## [Provided information]
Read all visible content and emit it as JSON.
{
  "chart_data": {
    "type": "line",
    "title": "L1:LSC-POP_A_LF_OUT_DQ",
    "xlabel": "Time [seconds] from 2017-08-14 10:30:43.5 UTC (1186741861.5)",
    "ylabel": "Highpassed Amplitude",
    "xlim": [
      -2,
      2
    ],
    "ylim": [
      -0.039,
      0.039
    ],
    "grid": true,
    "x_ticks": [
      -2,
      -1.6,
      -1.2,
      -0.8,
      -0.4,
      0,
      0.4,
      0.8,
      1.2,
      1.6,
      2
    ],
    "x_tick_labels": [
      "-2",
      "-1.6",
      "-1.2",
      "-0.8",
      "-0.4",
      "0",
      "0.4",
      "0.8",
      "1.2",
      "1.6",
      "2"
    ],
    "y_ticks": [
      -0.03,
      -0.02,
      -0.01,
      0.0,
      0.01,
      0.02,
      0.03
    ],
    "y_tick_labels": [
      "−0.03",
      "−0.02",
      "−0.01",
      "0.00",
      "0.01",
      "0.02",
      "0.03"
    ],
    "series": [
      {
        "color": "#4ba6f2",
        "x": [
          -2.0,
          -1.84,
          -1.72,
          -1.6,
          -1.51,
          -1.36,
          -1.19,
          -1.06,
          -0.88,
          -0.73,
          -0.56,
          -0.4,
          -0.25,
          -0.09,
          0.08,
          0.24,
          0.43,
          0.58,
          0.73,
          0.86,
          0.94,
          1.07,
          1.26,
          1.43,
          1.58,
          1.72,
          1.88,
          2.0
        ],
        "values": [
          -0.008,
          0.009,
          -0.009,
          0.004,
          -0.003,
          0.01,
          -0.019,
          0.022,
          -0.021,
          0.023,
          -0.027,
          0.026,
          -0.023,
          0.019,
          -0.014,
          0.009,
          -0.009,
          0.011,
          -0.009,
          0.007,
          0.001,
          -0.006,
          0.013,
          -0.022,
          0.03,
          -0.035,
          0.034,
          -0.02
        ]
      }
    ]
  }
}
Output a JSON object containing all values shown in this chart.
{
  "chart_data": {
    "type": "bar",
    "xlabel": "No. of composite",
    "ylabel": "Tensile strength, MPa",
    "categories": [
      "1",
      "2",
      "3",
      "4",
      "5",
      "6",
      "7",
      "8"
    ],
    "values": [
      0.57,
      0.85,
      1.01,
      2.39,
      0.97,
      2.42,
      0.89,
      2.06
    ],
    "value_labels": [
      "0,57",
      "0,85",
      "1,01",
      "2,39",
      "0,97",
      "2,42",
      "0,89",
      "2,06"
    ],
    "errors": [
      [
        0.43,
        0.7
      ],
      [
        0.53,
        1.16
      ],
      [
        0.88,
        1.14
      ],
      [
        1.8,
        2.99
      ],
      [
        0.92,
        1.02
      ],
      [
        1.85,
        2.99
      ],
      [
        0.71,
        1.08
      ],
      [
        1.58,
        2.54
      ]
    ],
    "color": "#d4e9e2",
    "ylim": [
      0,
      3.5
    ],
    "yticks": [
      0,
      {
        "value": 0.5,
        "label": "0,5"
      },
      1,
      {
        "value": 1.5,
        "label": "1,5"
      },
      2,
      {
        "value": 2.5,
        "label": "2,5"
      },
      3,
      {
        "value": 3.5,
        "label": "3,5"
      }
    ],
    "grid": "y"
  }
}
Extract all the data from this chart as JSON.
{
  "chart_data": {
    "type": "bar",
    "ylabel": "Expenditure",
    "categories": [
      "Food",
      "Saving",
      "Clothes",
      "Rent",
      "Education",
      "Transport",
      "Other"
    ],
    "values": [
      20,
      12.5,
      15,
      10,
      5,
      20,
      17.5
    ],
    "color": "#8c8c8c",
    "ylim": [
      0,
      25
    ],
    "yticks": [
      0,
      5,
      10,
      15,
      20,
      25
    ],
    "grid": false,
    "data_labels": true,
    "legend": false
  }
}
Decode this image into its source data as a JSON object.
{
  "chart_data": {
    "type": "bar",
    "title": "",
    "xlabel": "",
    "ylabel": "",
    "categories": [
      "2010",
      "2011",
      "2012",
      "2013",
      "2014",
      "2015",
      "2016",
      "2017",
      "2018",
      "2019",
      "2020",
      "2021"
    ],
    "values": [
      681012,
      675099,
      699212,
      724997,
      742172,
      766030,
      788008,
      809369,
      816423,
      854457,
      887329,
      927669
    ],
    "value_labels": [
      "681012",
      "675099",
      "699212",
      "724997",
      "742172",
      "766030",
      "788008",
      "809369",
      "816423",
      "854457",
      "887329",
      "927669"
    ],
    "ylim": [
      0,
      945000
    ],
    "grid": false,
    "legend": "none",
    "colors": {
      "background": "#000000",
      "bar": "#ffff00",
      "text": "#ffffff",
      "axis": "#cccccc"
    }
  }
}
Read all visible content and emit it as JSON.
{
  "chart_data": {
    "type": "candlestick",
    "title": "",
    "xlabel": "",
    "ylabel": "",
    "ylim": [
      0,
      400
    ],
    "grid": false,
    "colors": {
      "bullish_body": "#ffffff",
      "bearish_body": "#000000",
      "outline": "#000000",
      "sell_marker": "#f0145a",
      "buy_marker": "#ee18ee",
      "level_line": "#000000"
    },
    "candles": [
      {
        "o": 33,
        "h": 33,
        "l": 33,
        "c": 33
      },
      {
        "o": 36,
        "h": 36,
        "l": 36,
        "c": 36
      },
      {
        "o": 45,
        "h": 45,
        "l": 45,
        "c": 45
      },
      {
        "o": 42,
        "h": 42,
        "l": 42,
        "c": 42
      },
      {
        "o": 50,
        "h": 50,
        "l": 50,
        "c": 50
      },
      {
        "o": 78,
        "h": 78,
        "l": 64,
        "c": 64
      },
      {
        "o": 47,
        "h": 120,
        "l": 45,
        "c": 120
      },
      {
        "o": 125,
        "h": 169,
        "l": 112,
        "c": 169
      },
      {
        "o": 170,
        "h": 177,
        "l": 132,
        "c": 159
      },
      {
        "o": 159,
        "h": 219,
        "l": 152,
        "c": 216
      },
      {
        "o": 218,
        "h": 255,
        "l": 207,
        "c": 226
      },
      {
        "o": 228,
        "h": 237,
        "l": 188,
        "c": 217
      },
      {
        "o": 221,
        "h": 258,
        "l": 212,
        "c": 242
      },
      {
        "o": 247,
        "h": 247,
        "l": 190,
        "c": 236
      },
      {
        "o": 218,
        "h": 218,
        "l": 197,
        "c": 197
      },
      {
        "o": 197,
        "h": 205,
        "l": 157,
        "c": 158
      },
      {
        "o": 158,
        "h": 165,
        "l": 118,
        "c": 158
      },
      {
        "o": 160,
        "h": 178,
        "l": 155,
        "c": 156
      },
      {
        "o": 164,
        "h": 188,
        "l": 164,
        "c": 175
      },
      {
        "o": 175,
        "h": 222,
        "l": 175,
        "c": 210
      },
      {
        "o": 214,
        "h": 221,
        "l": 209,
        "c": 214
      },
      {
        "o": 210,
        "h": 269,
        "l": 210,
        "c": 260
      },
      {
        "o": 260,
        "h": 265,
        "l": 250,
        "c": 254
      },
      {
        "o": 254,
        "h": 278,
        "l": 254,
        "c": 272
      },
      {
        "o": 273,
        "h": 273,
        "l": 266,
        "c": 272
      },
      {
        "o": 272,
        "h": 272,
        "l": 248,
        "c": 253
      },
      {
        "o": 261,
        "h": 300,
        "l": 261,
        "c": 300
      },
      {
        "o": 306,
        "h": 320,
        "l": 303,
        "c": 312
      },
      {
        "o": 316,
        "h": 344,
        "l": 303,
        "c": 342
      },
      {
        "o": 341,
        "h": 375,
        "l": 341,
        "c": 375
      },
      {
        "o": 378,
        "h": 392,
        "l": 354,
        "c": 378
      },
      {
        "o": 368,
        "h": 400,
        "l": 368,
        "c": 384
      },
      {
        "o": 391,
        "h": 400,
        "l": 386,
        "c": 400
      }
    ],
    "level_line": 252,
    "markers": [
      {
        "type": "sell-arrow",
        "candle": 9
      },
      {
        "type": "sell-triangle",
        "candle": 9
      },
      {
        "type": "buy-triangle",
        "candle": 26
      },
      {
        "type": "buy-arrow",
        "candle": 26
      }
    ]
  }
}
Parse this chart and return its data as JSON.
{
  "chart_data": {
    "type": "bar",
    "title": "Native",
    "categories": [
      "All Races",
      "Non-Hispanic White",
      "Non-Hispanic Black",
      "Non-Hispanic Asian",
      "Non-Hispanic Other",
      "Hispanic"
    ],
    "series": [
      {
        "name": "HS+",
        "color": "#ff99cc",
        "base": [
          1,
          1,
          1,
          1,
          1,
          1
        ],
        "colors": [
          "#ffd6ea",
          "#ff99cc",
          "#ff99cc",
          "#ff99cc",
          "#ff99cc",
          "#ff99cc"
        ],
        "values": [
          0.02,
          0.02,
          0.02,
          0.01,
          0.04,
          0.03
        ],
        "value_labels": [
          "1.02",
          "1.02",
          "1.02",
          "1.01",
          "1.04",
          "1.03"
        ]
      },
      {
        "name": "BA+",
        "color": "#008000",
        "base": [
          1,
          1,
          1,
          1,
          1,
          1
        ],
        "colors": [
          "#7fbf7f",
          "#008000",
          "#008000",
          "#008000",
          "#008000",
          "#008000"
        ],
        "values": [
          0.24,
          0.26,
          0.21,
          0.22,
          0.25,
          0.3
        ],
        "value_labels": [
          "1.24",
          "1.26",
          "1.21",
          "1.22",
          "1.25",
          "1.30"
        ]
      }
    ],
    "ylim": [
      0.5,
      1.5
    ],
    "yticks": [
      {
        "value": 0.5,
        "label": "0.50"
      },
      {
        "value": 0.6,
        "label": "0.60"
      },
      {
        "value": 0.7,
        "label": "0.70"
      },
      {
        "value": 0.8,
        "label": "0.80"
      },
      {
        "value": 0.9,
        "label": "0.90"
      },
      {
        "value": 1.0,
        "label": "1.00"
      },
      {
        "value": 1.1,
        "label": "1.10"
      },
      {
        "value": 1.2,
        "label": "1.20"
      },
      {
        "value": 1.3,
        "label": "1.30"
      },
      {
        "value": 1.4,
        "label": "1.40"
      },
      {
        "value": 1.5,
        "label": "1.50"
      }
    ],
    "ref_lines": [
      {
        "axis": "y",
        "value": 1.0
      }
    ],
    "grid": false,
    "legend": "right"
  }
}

## [The request]
Scan the material and collect every line that contains "from".

## [Output of the exercise]
    "xlabel": "Time [seconds] from 2017-08-14 10:30:43.5 UTC (1186741861.5)",
Extract all the data from this chart as JSON.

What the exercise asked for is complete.